=== Provided records ===
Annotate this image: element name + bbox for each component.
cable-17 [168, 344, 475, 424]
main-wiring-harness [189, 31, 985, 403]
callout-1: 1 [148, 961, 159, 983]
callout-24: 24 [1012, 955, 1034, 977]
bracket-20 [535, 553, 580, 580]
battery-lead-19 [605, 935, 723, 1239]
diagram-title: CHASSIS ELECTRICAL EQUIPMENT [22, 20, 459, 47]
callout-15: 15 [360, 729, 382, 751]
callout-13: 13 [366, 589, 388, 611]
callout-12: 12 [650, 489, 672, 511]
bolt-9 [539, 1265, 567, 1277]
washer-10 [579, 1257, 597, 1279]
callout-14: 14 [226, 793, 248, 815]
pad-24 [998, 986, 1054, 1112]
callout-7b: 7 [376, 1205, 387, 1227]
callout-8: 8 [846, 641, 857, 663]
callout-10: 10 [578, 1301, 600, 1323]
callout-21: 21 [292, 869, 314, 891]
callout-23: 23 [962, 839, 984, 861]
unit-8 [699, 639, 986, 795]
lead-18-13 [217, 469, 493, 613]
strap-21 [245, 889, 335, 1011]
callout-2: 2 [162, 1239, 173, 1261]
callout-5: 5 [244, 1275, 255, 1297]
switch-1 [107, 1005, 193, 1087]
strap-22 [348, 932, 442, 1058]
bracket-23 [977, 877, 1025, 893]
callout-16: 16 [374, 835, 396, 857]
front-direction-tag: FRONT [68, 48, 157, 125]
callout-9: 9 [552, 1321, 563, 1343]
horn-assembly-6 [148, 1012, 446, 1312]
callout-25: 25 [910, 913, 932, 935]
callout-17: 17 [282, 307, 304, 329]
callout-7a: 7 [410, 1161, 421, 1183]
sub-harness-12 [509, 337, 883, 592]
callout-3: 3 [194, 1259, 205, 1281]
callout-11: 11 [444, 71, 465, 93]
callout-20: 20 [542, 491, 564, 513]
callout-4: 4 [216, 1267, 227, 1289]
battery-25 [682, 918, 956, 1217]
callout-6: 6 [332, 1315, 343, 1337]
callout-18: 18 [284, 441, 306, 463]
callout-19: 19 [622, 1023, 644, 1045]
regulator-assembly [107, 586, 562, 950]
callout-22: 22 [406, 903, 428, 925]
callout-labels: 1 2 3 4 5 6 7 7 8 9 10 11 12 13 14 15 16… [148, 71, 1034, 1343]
===
• Direction:
Rename "bracket" to "mount" in the items from the first line through the line containing "callout-20: 20 [542, 491, 564, 513]", and give those lines back with nothing else changed.

• Exercise answer:
Annotate this image: element name + bbox for each component.
cable-17 [168, 344, 475, 424]
main-wiring-harness [189, 31, 985, 403]
callout-1: 1 [148, 961, 159, 983]
callout-24: 24 [1012, 955, 1034, 977]
mount-20 [535, 553, 580, 580]
battery-lead-19 [605, 935, 723, 1239]
diagram-title: CHASSIS ELECTRICAL EQUIPMENT [22, 20, 459, 47]
callout-15: 15 [360, 729, 382, 751]
callout-13: 13 [366, 589, 388, 611]
callout-12: 12 [650, 489, 672, 511]
bolt-9 [539, 1265, 567, 1277]
washer-10 [579, 1257, 597, 1279]
callout-14: 14 [226, 793, 248, 815]
pad-24 [998, 986, 1054, 1112]
callout-7b: 7 [376, 1205, 387, 1227]
callout-8: 8 [846, 641, 857, 663]
callout-10: 10 [578, 1301, 600, 1323]
callout-21: 21 [292, 869, 314, 891]
callout-23: 23 [962, 839, 984, 861]
unit-8 [699, 639, 986, 795]
lead-18-13 [217, 469, 493, 613]
strap-21 [245, 889, 335, 1011]
callout-2: 2 [162, 1239, 173, 1261]
callout-5: 5 [244, 1275, 255, 1297]
switch-1 [107, 1005, 193, 1087]
strap-22 [348, 932, 442, 1058]
mount-23 [977, 877, 1025, 893]
callout-16: 16 [374, 835, 396, 857]
front-direction-tag: FRONT [68, 48, 157, 125]
callout-9: 9 [552, 1321, 563, 1343]
horn-assembly-6 [148, 1012, 446, 1312]
callout-25: 25 [910, 913, 932, 935]
callout-17: 17 [282, 307, 304, 329]
callout-7a: 7 [410, 1161, 421, 1183]
sub-harness-12 [509, 337, 883, 592]
callout-3: 3 [194, 1259, 205, 1281]
callout-11: 11 [444, 71, 465, 93]
callout-20: 20 [542, 491, 564, 513]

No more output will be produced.